[Dataset records]

--- Start ---

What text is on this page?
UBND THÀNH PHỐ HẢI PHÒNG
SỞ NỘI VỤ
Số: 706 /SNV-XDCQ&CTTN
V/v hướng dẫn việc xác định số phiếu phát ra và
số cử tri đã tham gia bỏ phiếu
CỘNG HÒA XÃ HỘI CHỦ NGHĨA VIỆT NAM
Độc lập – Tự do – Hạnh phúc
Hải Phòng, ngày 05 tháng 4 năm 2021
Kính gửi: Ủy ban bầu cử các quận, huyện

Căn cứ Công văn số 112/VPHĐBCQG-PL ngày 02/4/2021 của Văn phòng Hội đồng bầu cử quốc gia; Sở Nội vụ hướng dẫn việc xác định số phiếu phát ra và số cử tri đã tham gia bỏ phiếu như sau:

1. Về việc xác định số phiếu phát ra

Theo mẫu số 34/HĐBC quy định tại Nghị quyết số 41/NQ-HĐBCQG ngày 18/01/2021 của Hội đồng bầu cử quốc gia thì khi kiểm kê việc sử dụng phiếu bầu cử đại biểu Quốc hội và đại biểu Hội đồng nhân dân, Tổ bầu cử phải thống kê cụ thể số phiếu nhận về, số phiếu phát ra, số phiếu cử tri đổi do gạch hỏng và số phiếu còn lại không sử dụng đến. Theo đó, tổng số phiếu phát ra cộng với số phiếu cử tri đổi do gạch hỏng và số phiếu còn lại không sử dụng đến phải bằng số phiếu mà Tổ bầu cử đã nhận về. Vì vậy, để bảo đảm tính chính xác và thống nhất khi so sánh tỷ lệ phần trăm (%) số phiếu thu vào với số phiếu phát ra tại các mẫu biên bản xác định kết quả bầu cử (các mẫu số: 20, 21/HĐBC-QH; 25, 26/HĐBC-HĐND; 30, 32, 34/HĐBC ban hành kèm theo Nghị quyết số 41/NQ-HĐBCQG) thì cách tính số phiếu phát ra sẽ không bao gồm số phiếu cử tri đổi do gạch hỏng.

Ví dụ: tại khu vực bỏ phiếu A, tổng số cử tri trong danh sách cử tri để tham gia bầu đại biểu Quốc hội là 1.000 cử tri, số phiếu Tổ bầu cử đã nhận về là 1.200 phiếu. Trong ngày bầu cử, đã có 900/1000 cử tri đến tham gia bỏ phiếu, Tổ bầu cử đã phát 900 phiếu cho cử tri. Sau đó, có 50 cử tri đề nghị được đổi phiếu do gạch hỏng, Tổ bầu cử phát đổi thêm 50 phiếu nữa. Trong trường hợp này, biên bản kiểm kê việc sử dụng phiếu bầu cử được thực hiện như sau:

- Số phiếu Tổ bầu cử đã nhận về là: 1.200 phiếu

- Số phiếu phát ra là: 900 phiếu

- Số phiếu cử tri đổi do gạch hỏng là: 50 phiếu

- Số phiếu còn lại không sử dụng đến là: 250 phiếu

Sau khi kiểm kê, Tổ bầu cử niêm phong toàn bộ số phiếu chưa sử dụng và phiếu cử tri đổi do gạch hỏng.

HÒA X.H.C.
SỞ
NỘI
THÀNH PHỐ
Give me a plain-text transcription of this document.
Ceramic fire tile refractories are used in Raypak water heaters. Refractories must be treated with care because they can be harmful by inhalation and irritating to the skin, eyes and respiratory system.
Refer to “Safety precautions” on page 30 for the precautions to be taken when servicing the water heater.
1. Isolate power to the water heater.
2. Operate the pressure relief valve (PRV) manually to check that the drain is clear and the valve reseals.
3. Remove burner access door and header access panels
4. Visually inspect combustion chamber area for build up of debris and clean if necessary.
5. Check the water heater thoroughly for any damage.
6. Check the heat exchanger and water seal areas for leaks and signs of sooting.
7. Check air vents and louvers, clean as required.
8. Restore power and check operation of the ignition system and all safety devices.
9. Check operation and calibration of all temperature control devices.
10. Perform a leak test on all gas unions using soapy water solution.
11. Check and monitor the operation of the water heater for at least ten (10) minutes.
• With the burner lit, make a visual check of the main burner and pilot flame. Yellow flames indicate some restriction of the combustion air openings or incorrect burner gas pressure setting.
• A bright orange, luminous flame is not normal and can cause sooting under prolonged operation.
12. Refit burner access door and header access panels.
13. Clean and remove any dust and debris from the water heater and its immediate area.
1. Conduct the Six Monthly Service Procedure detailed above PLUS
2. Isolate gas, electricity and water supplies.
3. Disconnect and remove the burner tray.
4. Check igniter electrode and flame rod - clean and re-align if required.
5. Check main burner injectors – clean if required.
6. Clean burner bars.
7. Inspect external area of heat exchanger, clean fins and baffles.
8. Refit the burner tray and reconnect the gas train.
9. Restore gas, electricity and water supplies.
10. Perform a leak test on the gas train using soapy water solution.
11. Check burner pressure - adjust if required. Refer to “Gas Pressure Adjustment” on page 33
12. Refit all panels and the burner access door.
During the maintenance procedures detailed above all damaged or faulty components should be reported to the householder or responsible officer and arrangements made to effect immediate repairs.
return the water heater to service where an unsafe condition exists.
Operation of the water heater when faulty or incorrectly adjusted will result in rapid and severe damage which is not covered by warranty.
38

--- End ---

▶ **Given request**: Word for word, write out all of the data above.

▶ **Result of the exercise**:
What text is on this page?
UBND THÀNH PHỐ HẢI PHÒNG
SỞ NỘI VỤ
Số: 706 /SNV-XDCQ&CTTN
V/v hướng dẫn việc xác định số phiếu phát ra và
số cử tri đã tham gia bỏ phiếu
CỘNG HÒA XÃ HỘI CHỦ NGHĨA VIỆT NAM
Độc lập – Tự do – Hạnh phúc
Hải Phòng, ngày 05 tháng 4 năm 2021
Kính gửi: Ủy ban bầu cử các quận, huyện

Căn cứ Công văn số 112/VPHĐBCQG-PL ngày 02/4/2021 của Văn phòng Hội đồng bầu cử quốc gia; Sở Nội vụ hướng dẫn việc xác định số phiếu phát ra và số cử tri đã tham gia bỏ phiếu như sau:

1. Về việc xác định số phiếu phát ra

Theo mẫu số 34/HĐBC quy định tại Nghị quyết số 41/NQ-HĐBCQG ngày 18/01/2021 của Hội đồng bầu cử quốc gia thì khi kiểm kê việc sử dụng phiếu bầu cử đại biểu Quốc hội và đại biểu Hội đồng nhân dân, Tổ bầu cử phải thống kê cụ thể số phiếu nhận về, số phiếu phát ra, số phiếu cử tri đổi do gạch hỏng và số phiếu còn lại không sử dụng đến. Theo đó, tổng số phiếu phát ra cộng với số phiếu cử tri đổi do gạch hỏng và số phiếu còn lại không sử dụng đến phải bằng số phiếu mà Tổ bầu cử đã nhận về. Vì vậy, để bảo đảm tính chính xác và thống nhất khi so sánh tỷ lệ phần trăm (%) số phiếu thu vào với số phiếu phát ra tại các mẫu biên bản xác định kết quả bầu cử (các mẫu số: 20, 21/HĐBC-QH; 25, 26/HĐBC-HĐND; 30, 32, 34/HĐBC ban hành kèm theo Nghị quyết số 41/NQ-HĐBCQG) thì cách tính số phiếu phát ra sẽ không bao gồm số phiếu cử tri đổi do gạch hỏng.

Ví dụ: tại khu vực bỏ phiếu A, tổng số cử tri trong danh sách cử tri để tham gia bầu đại biểu Quốc hội là 1.000 cử tri, số phiếu Tổ bầu cử đã nhận về là 1.200 phiếu. Trong ngày bầu cử, đã có 900/1000 cử tri đến tham gia bỏ phiếu, Tổ bầu cử đã phát 900 phiếu cho cử tri. Sau đó, có 50 cử tri đề nghị được đổi phiếu do gạch hỏng, Tổ bầu cử phát đổi thêm 50 phiếu nữa. Trong trường hợp này, biên bản kiểm kê việc sử dụng phiếu bầu cử được thực hiện như sau:

- Số phiếu Tổ bầu cử đã nhận về là: 1.200 phiếu

- Số phiếu phát ra là: 900 phiếu

- Số phiếu cử tri đổi do gạch hỏng là: 50 phiếu

- Số phiếu còn lại không sử dụng đến là: 250 phiếu

Sau khi kiểm kê, Tổ bầu cử niêm phong toàn bộ số phiếu chưa sử dụng và phiếu cử tri đổi do gạch hỏng.

HÒA X.H.C.
SỞ
NỘI
THÀNH PHỐ
Give me a plain-text transcription of this document.
Ceramic fire tile refractories are used in Raypak water heaters. Refractories must be treated with care because they can be harmful by inhalation and irritating to the skin, eyes and respiratory system.
Refer to “Safety precautions” on page 30 for the precautions to be taken when servicing the water heater.
1. Isolate power to the water heater.
2. Operate the pressure relief valve (PRV) manually to check that the drain is clear and the valve reseals.
3. Remove burner access door and header access panels
4. Visually inspect combustion chamber area for build up of debris and clean if necessary.
5. Check the water heater thoroughly for any damage.
6. Check the heat exchanger and water seal areas for leaks and signs of sooting.
7. Check air vents and louvers, clean as required.
8. Restore power and check operation of the ignition system and all safety devices.
9. Check operation and calibration of all temperature control devices.
10. Perform a leak test on all gas unions using soapy water solution.
11. Check and monitor the operation of the water heater for at least ten (10) minutes.
• With the burner lit, make a visual check of the main burner and pilot flame. Yellow flames indicate some restriction of the combustion air openings or incorrect burner gas pressure setting.
• A bright orange, luminous flame is not normal and can cause sooting under prolonged operation.
12. Refit burner access door and header access panels.
13. Clean and remove any dust and debris from the water heater and its immediate area.
1. Conduct the Six Monthly Service Procedure detailed above PLUS
2. Isolate gas, electricity and water supplies.
3. Disconnect and remove the burner tray.
4. Check igniter electrode and flame rod - clean and re-align if required.
5. Check main burner injectors – clean if required.
6. Clean burner bars.
7. Inspect external area of heat exchanger, clean fins and baffles.
8. Refit the burner tray and reconnect the gas train.
9. Restore gas, electricity and water supplies.
10. Perform a leak test on the gas train using soapy water solution.
11. Check burner pressure - adjust if required. Refer to “Gas Pressure Adjustment” on page 33
12. Refit all panels and the burner access door.
During the maintenance procedures detailed above all damaged or faulty components should be reported to the householder or responsible officer and arrangements made to effect immediate repairs.
return the water heater to service where an unsafe condition exists.
Operation of the water heater when faulty or incorrectly adjusted will result in rapid and severe damage which is not covered by warranty.
38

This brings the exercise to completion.